** start Records supplied **

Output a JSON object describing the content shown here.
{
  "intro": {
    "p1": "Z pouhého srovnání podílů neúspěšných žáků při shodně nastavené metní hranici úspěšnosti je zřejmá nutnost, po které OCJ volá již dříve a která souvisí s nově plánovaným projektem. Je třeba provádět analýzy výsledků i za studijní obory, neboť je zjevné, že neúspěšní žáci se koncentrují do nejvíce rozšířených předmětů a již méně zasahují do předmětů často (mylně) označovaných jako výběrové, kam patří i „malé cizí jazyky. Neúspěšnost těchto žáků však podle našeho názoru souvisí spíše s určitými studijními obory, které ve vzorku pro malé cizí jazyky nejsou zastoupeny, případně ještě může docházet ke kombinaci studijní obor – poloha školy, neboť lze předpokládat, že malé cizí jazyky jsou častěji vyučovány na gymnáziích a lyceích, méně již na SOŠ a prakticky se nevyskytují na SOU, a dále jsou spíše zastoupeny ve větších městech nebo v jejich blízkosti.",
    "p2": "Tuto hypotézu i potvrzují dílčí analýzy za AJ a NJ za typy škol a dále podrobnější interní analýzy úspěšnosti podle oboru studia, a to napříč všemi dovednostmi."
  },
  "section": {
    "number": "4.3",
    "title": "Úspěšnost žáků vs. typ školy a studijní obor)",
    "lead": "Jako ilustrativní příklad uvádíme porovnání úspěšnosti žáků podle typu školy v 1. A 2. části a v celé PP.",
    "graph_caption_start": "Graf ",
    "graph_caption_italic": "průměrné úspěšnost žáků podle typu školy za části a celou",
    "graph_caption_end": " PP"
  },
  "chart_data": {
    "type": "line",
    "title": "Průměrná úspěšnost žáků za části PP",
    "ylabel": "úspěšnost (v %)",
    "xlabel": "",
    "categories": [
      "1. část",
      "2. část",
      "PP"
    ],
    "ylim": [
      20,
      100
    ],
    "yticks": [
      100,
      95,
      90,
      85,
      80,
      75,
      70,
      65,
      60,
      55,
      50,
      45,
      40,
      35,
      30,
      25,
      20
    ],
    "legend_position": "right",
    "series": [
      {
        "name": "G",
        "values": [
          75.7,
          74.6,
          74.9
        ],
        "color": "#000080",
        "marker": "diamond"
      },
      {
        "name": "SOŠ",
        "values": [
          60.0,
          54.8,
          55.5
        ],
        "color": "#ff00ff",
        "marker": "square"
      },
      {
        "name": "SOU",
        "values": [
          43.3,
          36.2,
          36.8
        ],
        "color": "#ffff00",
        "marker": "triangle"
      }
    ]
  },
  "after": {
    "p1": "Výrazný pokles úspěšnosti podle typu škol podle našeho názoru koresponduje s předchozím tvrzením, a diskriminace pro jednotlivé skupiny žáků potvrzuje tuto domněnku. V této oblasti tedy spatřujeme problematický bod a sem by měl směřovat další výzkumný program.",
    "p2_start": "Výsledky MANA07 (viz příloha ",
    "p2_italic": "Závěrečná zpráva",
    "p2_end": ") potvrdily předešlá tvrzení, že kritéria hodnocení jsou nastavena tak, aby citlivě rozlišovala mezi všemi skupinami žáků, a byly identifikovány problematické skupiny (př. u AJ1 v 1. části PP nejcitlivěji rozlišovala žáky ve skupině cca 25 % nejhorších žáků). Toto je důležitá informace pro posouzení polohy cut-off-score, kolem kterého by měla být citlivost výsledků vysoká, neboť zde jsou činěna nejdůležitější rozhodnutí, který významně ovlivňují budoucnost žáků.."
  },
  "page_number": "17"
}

** end Records supplied **

* _Brief_
Output the records above in their entirety, exactly.

* _Correct answer_
Output a JSON object describing the content shown here.
{
  "intro": {
    "p1": "Z pouhého srovnání podílů neúspěšných žáků při shodně nastavené metní hranici úspěšnosti je zřejmá nutnost, po které OCJ volá již dříve a která souvisí s nově plánovaným projektem. Je třeba provádět analýzy výsledků i za studijní obory, neboť je zjevné, že neúspěšní žáci se koncentrují do nejvíce rozšířených předmětů a již méně zasahují do předmětů často (mylně) označovaných jako výběrové, kam patří i „malé cizí jazyky. Neúspěšnost těchto žáků však podle našeho názoru souvisí spíše s určitými studijními obory, které ve vzorku pro malé cizí jazyky nejsou zastoupeny, případně ještě může docházet ke kombinaci studijní obor – poloha školy, neboť lze předpokládat, že malé cizí jazyky jsou častěji vyučovány na gymnáziích a lyceích, méně již na SOŠ a prakticky se nevyskytují na SOU, a dále jsou spíše zastoupeny ve větších městech nebo v jejich blízkosti.",
    "p2": "Tuto hypotézu i potvrzují dílčí analýzy za AJ a NJ za typy škol a dále podrobnější interní analýzy úspěšnosti podle oboru studia, a to napříč všemi dovednostmi."
  },
  "section": {
    "number": "4.3",
    "title": "Úspěšnost žáků vs. typ školy a studijní obor)",
    "lead": "Jako ilustrativní příklad uvádíme porovnání úspěšnosti žáků podle typu školy v 1. A 2. části a v celé PP.",
    "graph_caption_start": "Graf ",
    "graph_caption_italic": "průměrné úspěšnost žáků podle typu školy za části a celou",
    "graph_caption_end": " PP"
  },
  "chart_data": {
    "type": "line",
    "title": "Průměrná úspěšnost žáků za části PP",
    "ylabel": "úspěšnost (v %)",
    "xlabel": "",
    "categories": [
      "1. část",
      "2. část",
      "PP"
    ],
    "ylim": [
      20,
      100
    ],
    "yticks": [
      100,
      95,
      90,
      85,
      80,
      75,
      70,
      65,
      60,
      55,
      50,
      45,
      40,
      35,
      30,
      25,
      20
    ],
    "legend_position": "right",
    "series": [
      {
        "name": "G",
        "values": [
          75.7,
          74.6,
          74.9
        ],
        "color": "#000080",
        "marker": "diamond"
      },
      {
        "name": "SOŠ",
        "values": [
          60.0,
          54.8,
          55.5
        ],
        "color": "#ff00ff",
        "marker": "square"
      },
      {
        "name": "SOU",
        "values": [
          43.3,
          36.2,
          36.8
        ],
        "color": "#ffff00",
        "marker": "triangle"
      }
    ]
  },
  "after": {
    "p1": "Výrazný pokles úspěšnosti podle typu škol podle našeho názoru koresponduje s předchozím tvrzením, a diskriminace pro jednotlivé skupiny žáků potvrzuje tuto domněnku. V této oblasti tedy spatřujeme problematický bod a sem by měl směřovat další výzkumný program.",
    "p2_start": "Výsledky MANA07 (viz příloha ",
    "p2_italic": "Závěrečná zpráva",
    "p2_end": ") potvrdily předešlá tvrzení, že kritéria hodnocení jsou nastavena tak, aby citlivě rozlišovala mezi všemi skupinami žáků, a byly identifikovány problematické skupiny (př. u AJ1 v 1. části PP nejcitlivěji rozlišovala žáky ve skupině cca 25 % nejhorších žáků). Toto je důležitá informace pro posouzení polohy cut-off-score, kolem kterého by měla být citlivost výsledků vysoká, neboť zde jsou činěna nejdůležitější rozhodnutí, který významně ovlivňují budoucnost žáků.."
  },
  "page_number": "17"
}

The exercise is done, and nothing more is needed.